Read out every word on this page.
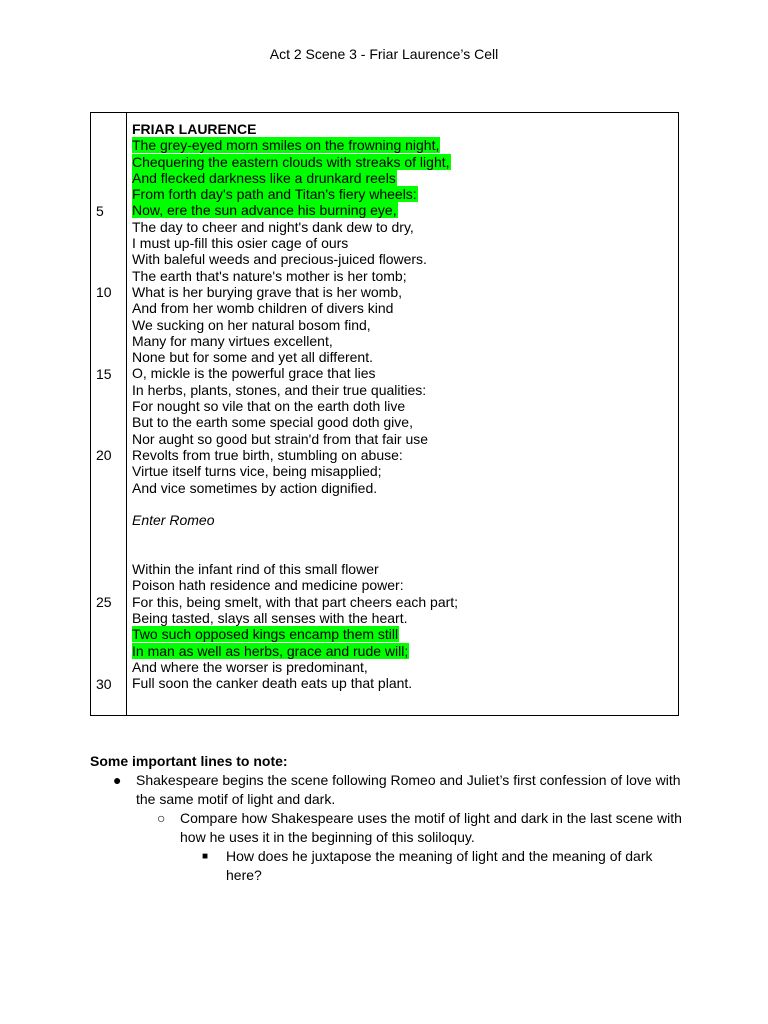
Act 2 Scene 3 - Friar Laurence’s Cell
5
10
15
20
25
30
FRIAR LAURENCE
The grey-eyed morn smiles on the frowning night,
Chequering the eastern clouds with streaks of light,
And flecked darkness like a drunkard reels
From forth day's path and Titan's fiery wheels:
Now, ere the sun advance his burning eye,
The day to cheer and night's dank dew to dry,
I must up-fill this osier cage of ours
With baleful weeds and precious-juiced flowers.
The earth that's nature's mother is her tomb;
What is her burying grave that is her womb,
And from her womb children of divers kind
We sucking on her natural bosom find,
Many for many virtues excellent,
None but for some and yet all different.
O, mickle is the powerful grace that lies
In herbs, plants, stones, and their true qualities:
For nought so vile that on the earth doth live
But to the earth some special good doth give,
Nor aught so good but strain'd from that fair use
Revolts from true birth, stumbling on abuse:
Virtue itself turns vice, being misapplied;
And vice sometimes by action dignified.
Enter Romeo
Within the infant rind of this small flower
Poison hath residence and medicine power:
For this, being smelt, with that part cheers each part;
Being tasted, slays all senses with the heart.
Two such opposed kings encamp them still
In man as well as herbs, grace and rude will;
And where the worser is predominant,
Full soon the canker death eats up that plant.
Some important lines to note:
● Shakespeare begins the scene following Romeo and Juliet’s first confession of love with the same motif of light and dark.
○ Compare how Shakespeare uses the motif of light and dark in the last scene with how he uses it in the beginning of this soliloquy.
■ How does he juxtapose the meaning of light and the meaning of dark here?
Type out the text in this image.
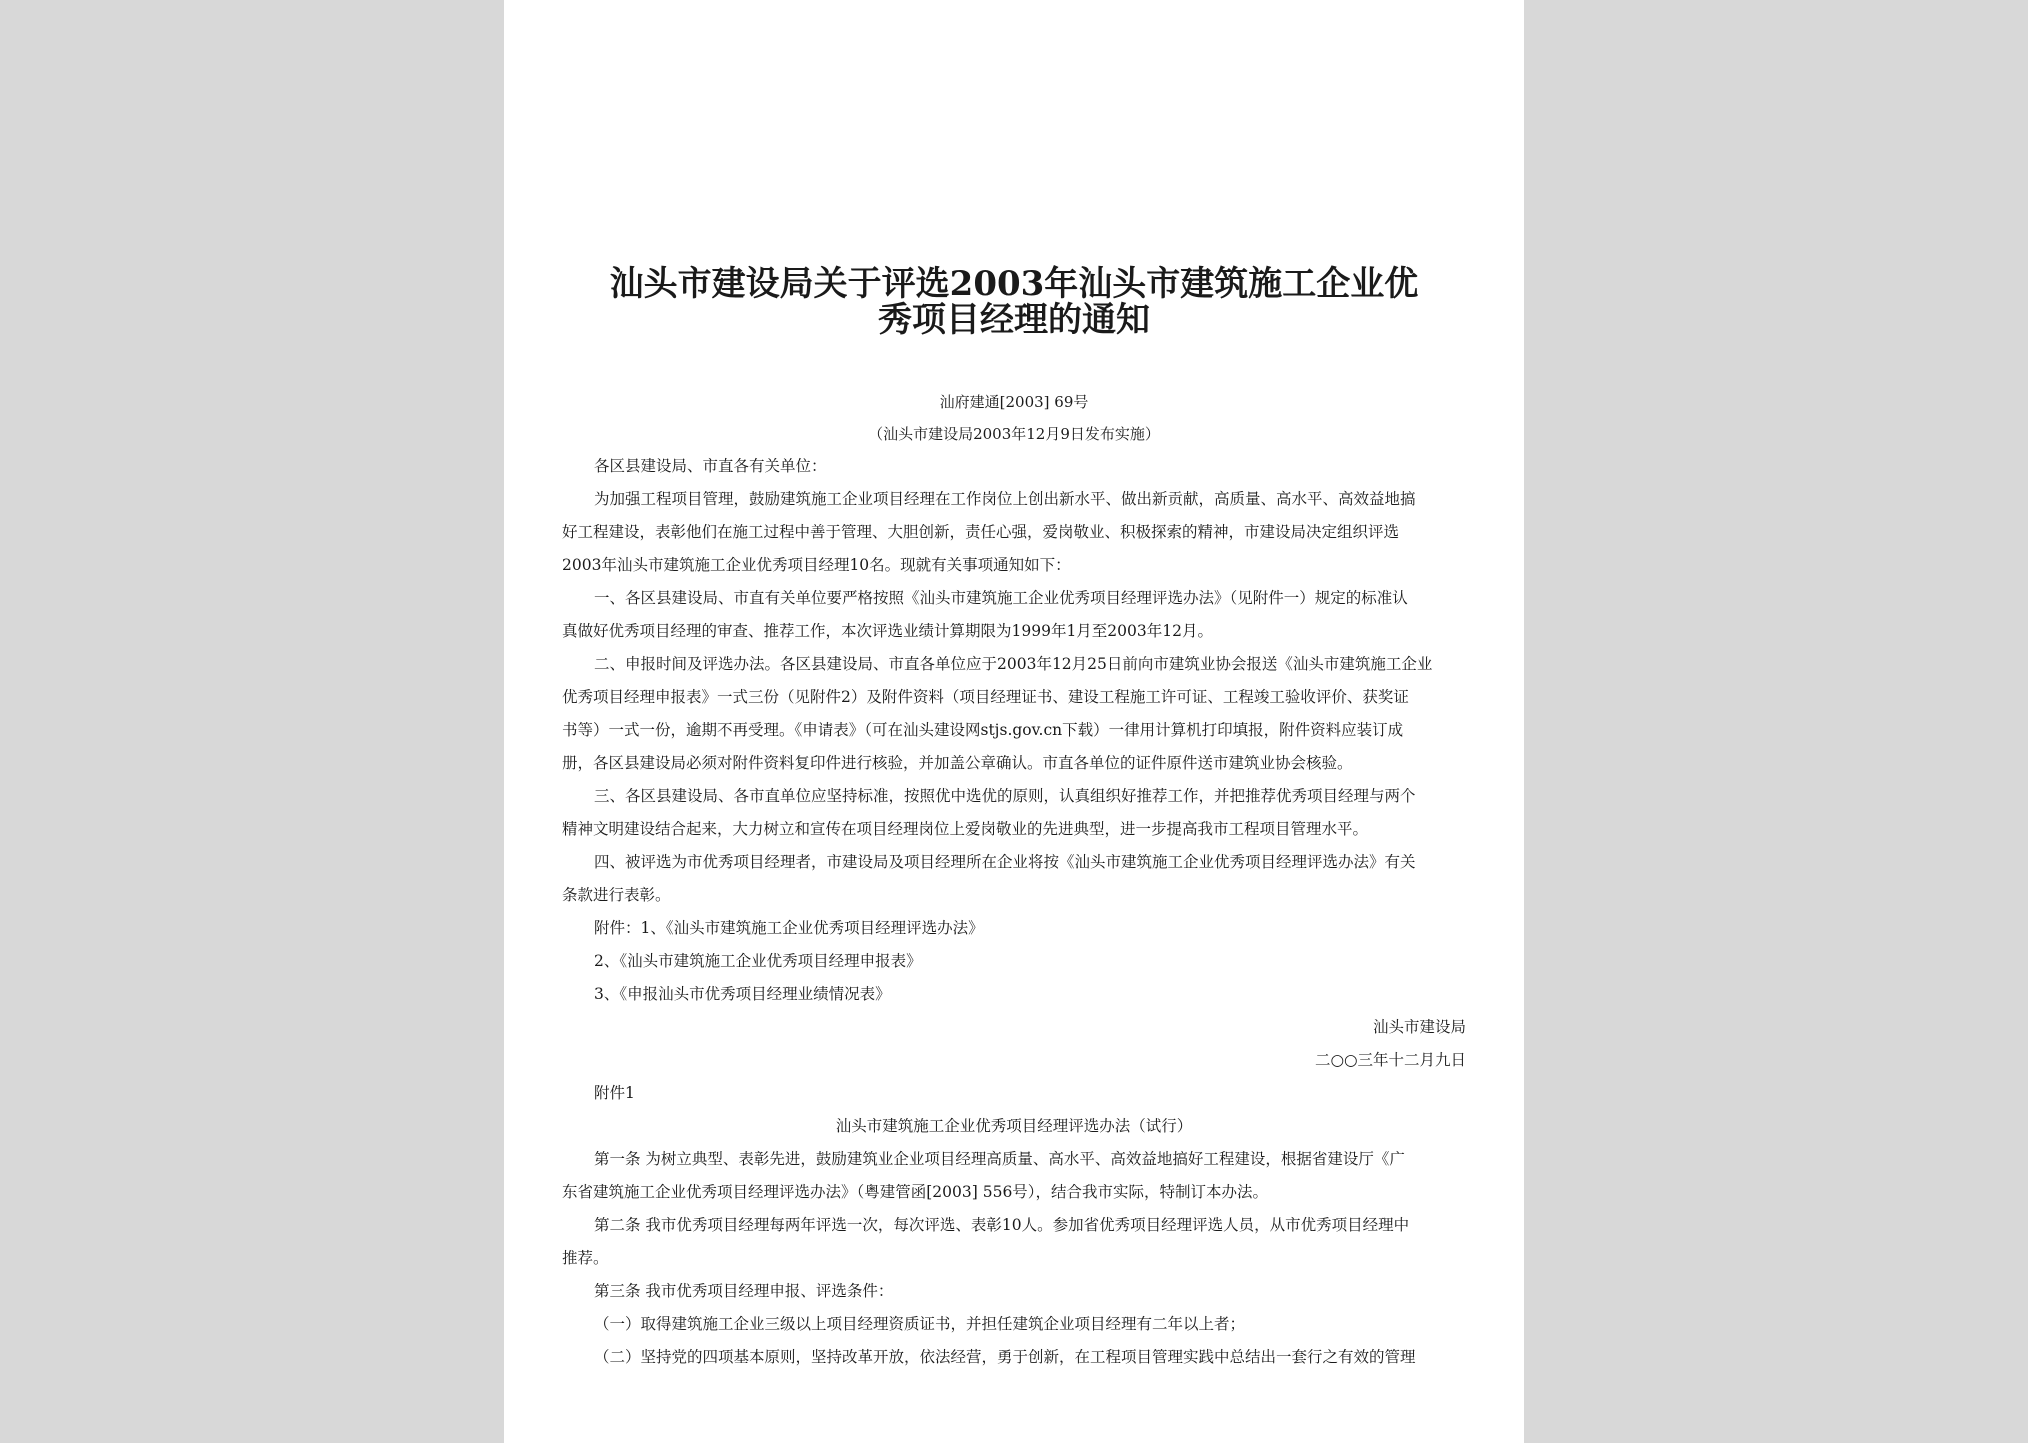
汕头市建设局关于评选2003年汕头市建筑施工企业优
秀项目经理的通知
汕府建通[2003] 69号
（汕头市建设局2003年12月9日发布实施）
各区县建设局、市直各有关单位：
为加强工程项目管理，鼓励建筑施工企业项目经理在工作岗位上创出新水平、做出新贡献，高质量、高水平、高效益地搞
好工程建设，表彰他们在施工过程中善于管理、大胆创新，责任心强，爱岗敬业、积极探索的精神，市建设局决定组织评选
2003年汕头市建筑施工企业优秀项目经理10名。现就有关事项通知如下：
一、各区县建设局、市直有关单位要严格按照《汕头市建筑施工企业优秀项目经理评选办法》（见附件一）规定的标准认
真做好优秀项目经理的审查、推荐工作，本次评选业绩计算期限为1999年1月至2003年12月。
二、申报时间及评选办法。各区县建设局、市直各单位应于2003年12月25日前向市建筑业协会报送《汕头市建筑施工企业
优秀项目经理申报表》一式三份（见附件2）及附件资料（项目经理证书、建设工程施工许可证、工程竣工验收评价、获奖证
书等）一式一份，逾期不再受理。《申请表》（可在汕头建设网stjs.gov.cn下载）一律用计算机打印填报，附件资料应装订成
册，各区县建设局必须对附件资料复印件进行核验，并加盖公章确认。市直各单位的证件原件送市建筑业协会核验。
三、各区县建设局、各市直单位应坚持标准，按照优中选优的原则，认真组织好推荐工作，并把推荐优秀项目经理与两个
精神文明建设结合起来，大力树立和宣传在项目经理岗位上爱岗敬业的先进典型，进一步提高我市工程项目管理水平。
四、被评选为市优秀项目经理者，市建设局及项目经理所在企业将按《汕头市建筑施工企业优秀项目经理评选办法》有关
条款进行表彰。
附件：1、《汕头市建筑施工企业优秀项目经理评选办法》
2、《汕头市建筑施工企业优秀项目经理申报表》
3、《申报汕头市优秀项目经理业绩情况表》
汕头市建设局
二○○三年十二月九日
附件1
汕头市建筑施工企业优秀项目经理评选办法（试行）
第一条 为树立典型、表彰先进，鼓励建筑业企业项目经理高质量、高水平、高效益地搞好工程建设，根据省建设厅《广
东省建筑施工企业优秀项目经理评选办法》（粤建管函[2003] 556号），结合我市实际，特制订本办法。
第二条 我市优秀项目经理每两年评选一次，每次评选、表彰10人。参加省优秀项目经理评选人员，从市优秀项目经理中
推荐。
第三条 我市优秀项目经理申报、评选条件：
（一）取得建筑施工企业三级以上项目经理资质证书，并担任建筑企业项目经理有二年以上者；
（二）坚持党的四项基本原则，坚持改革开放，依法经营，勇于创新，在工程项目管理实践中总结出一套行之有效的管理
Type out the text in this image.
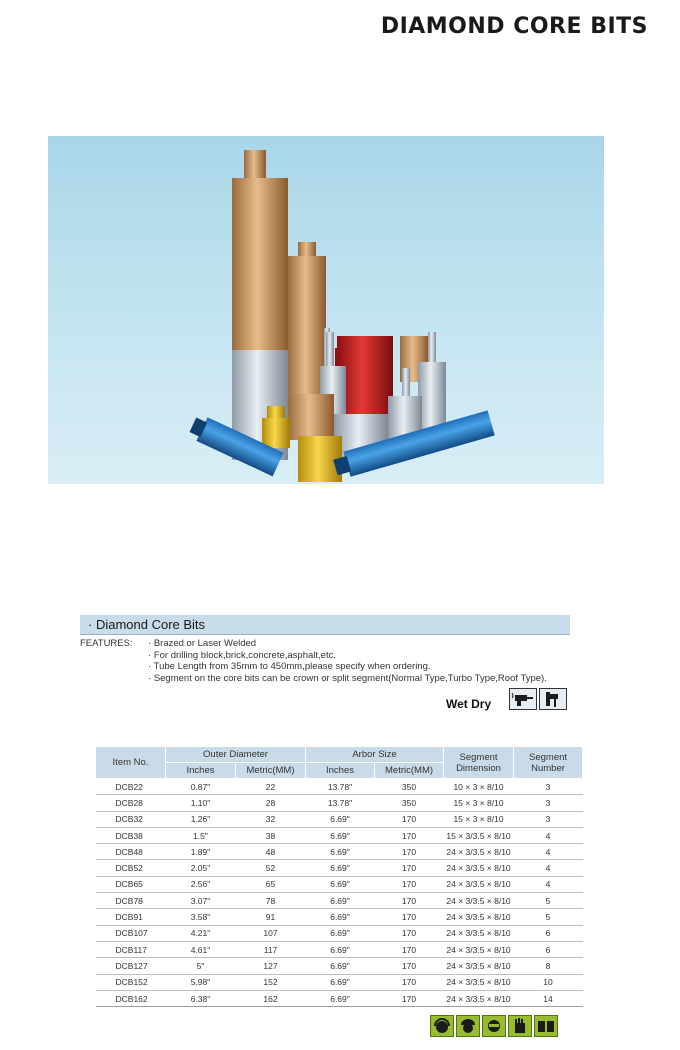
DIAMOND CORE BITS
· Diamond Core Bits
FEATURES:	· Brazed or Laser Welded
· For drilling block,brick,concrete,asphalt,etc.
· Tube Length from 35mm to 450mm,please specify when ordering.
· Segment on the core bits can be crown or split segment(Normal Type,Turbo Type,Roof Type).
Wet Dry
Item No.	Outer Diameter		Arbor Size		Segment Dimension	Segment Number
	Inches	Metric(MM)	Inches	Metric(MM)		
DCB22	0.87"	22	13.78"	350	10 × 3 × 8/10	3
DCB28	1.10"	28	13.78"	350	15 × 3 × 8/10	3
DCB32	1.26"	32	6.69"	170	15 × 3 × 8/10	3
DCB38	1.5"	38	6.69"	170	15 × 3/3.5 × 8/10	4
DCB48	1.89"	48	6.69"	170	24 × 3/3.5 × 8/10	4
DCB52	2.05"	52	6.69"	170	24 × 3/3.5 × 8/10	4
DCB65	2.56"	65	6.69"	170	24 × 3/3.5 × 8/10	4
DCB78	3.07"	78	6.69"	170	24 × 3/3.5 × 8/10	5
DCB91	3.58"	91	6.69"	170	24 × 3/3.5 × 8/10	5
DCB107	4.21"	107	6.69"	170	24 × 3/3.5 × 8/10	6
DCB117	4.61"	117	6.69"	170	24 × 3/3.5 × 8/10	6
DCB127	5"	127	6.69"	170	24 × 3/3.5 × 8/10	8
DCB152	5.98"	152	6.69"	170	24 × 3/3.5 × 8/10	10
DCB162	6.38"	162	6.69"	170	24 × 3/3.5 × 8/10	14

Aim ->
Will you restate every entry word for word and omit the images?

Result ->
Read out every word on this page.
Act 2 Scene 3 - Friar Laurence’s Cell
5
10
15
20
25
30
FRIAR LAURENCE
The grey-eyed morn smiles on the frowning night,
Chequering the eastern clouds with streaks of light,
And flecked darkness like a drunkard reels
From forth day's path and Titan's fiery wheels:
Now, ere the sun advance his burning eye,
The day to cheer and night's dank dew to dry,
I must up-fill this osier cage of ours
With baleful weeds and precious-juiced flowers.
The earth that's nature's mother is her tomb;
What is her burying grave that is her womb,
And from her womb children of divers kind
We sucking on her natural bosom find,
Many for many virtues excellent,
None but for some and yet all different.
O, mickle is the powerful grace that lies
In herbs, plants, stones, and their true qualities:
For nought so vile that on the earth doth live
But to the earth some special good doth give,
Nor aught so good but strain'd from that fair use
Revolts from true birth, stumbling on abuse:
Virtue itself turns vice, being misapplied;
And vice sometimes by action dignified.
Enter Romeo
Within the infant rind of this small flower
Poison hath residence and medicine power:
For this, being smelt, with that part cheers each part;
Being tasted, slays all senses with the heart.
Two such opposed kings encamp them still
In man as well as herbs, grace and rude will;
And where the worser is predominant,
Full soon the canker death eats up that plant.
Some important lines to note:
● Shakespeare begins the scene following Romeo and Juliet’s first confession of love with the same motif of light and dark.
○ Compare how Shakespeare uses the motif of light and dark in the last scene with how he uses it in the beginning of this soliloquy.
■ How does he juxtapose the meaning of light and the meaning of dark here?
Type out the text in this image.
汕头市建设局关于评选2003年汕头市建筑施工企业优
秀项目经理的通知
汕府建通[2003] 69号
（汕头市建设局2003年12月9日发布实施）
各区县建设局、市直各有关单位：
为加强工程项目管理，鼓励建筑施工企业项目经理在工作岗位上创出新水平、做出新贡献，高质量、高水平、高效益地搞
好工程建设，表彰他们在施工过程中善于管理、大胆创新，责任心强，爱岗敬业、积极探索的精神，市建设局决定组织评选
2003年汕头市建筑施工企业优秀项目经理10名。现就有关事项通知如下：
一、各区县建设局、市直有关单位要严格按照《汕头市建筑施工企业优秀项目经理评选办法》（见附件一）规定的标准认
真做好优秀项目经理的审查、推荐工作，本次评选业绩计算期限为1999年1月至2003年12月。
二、申报时间及评选办法。各区县建设局、市直各单位应于2003年12月25日前向市建筑业协会报送《汕头市建筑施工企业
优秀项目经理申报表》一式三份（见附件2）及附件资料（项目经理证书、建设工程施工许可证、工程竣工验收评价、获奖证
书等）一式一份，逾期不再受理。《申请表》（可在汕头建设网stjs.gov.cn下载）一律用计算机打印填报，附件资料应装订成
册，各区县建设局必须对附件资料复印件进行核验，并加盖公章确认。市直各单位的证件原件送市建筑业协会核验。
三、各区县建设局、各市直单位应坚持标准，按照优中选优的原则，认真组织好推荐工作，并把推荐优秀项目经理与两个
精神文明建设结合起来，大力树立和宣传在项目经理岗位上爱岗敬业的先进典型，进一步提高我市工程项目管理水平。
四、被评选为市优秀项目经理者，市建设局及项目经理所在企业将按《汕头市建筑施工企业优秀项目经理评选办法》有关
条款进行表彰。
附件：1、《汕头市建筑施工企业优秀项目经理评选办法》
2、《汕头市建筑施工企业优秀项目经理申报表》
3、《申报汕头市优秀项目经理业绩情况表》
汕头市建设局
二○○三年十二月九日
附件1
汕头市建筑施工企业优秀项目经理评选办法（试行）
第一条 为树立典型、表彰先进，鼓励建筑业企业项目经理高质量、高水平、高效益地搞好工程建设，根据省建设厅《广
东省建筑施工企业优秀项目经理评选办法》（粤建管函[2003] 556号），结合我市实际，特制订本办法。
第二条 我市优秀项目经理每两年评选一次，每次评选、表彰10人。参加省优秀项目经理评选人员，从市优秀项目经理中
推荐。
第三条 我市优秀项目经理申报、评选条件：
（一）取得建筑施工企业三级以上项目经理资质证书，并担任建筑企业项目经理有二年以上者；
（二）坚持党的四项基本原则，坚持改革开放，依法经营，勇于创新，在工程项目管理实践中总结出一套行之有效的管理
Type out the text in this image.
DIAMOND CORE BITS
· Diamond Core Bits
FEATURES:	· Brazed or Laser Welded
· For drilling block,brick,concrete,asphalt,etc.
· Tube Length from 35mm to 450mm,please specify when ordering.
· Segment on the core bits can be crown or split segment(Normal Type,Turbo Type,Roof Type).
Wet Dry
Item No.	Outer Diameter		Arbor Size		Segment Dimension	Segment Number
	Inches	Metric(MM)	Inches	Metric(MM)		
DCB22	0.87"	22	13.78"	350	10 × 3 × 8/10	3
DCB28	1.10"	28	13.78"	350	15 × 3 × 8/10	3
DCB32	1.26"	32	6.69"	170	15 × 3 × 8/10	3
DCB38	1.5"	38	6.69"	170	15 × 3/3.5 × 8/10	4
DCB48	1.89"	48	6.69"	170	24 × 3/3.5 × 8/10	4
DCB52	2.05"	52	6.69"	170	24 × 3/3.5 × 8/10	4
DCB65	2.56"	65	6.69"	170	24 × 3/3.5 × 8/10	4
DCB78	3.07"	78	6.69"	170	24 × 3/3.5 × 8/10	5
DCB91	3.58"	91	6.69"	170	24 × 3/3.5 × 8/10	5
DCB107	4.21"	107	6.69"	170	24 × 3/3.5 × 8/10	6
DCB117	4.61"	117	6.69"	170	24 × 3/3.5 × 8/10	6
DCB127	5"	127	6.69"	170	24 × 3/3.5 × 8/10	8
DCB152	5.98"	152	6.69"	170	24 × 3/3.5 × 8/10	10
DCB162	6.38"	162	6.69"	170	24 × 3/3.5 × 8/10	14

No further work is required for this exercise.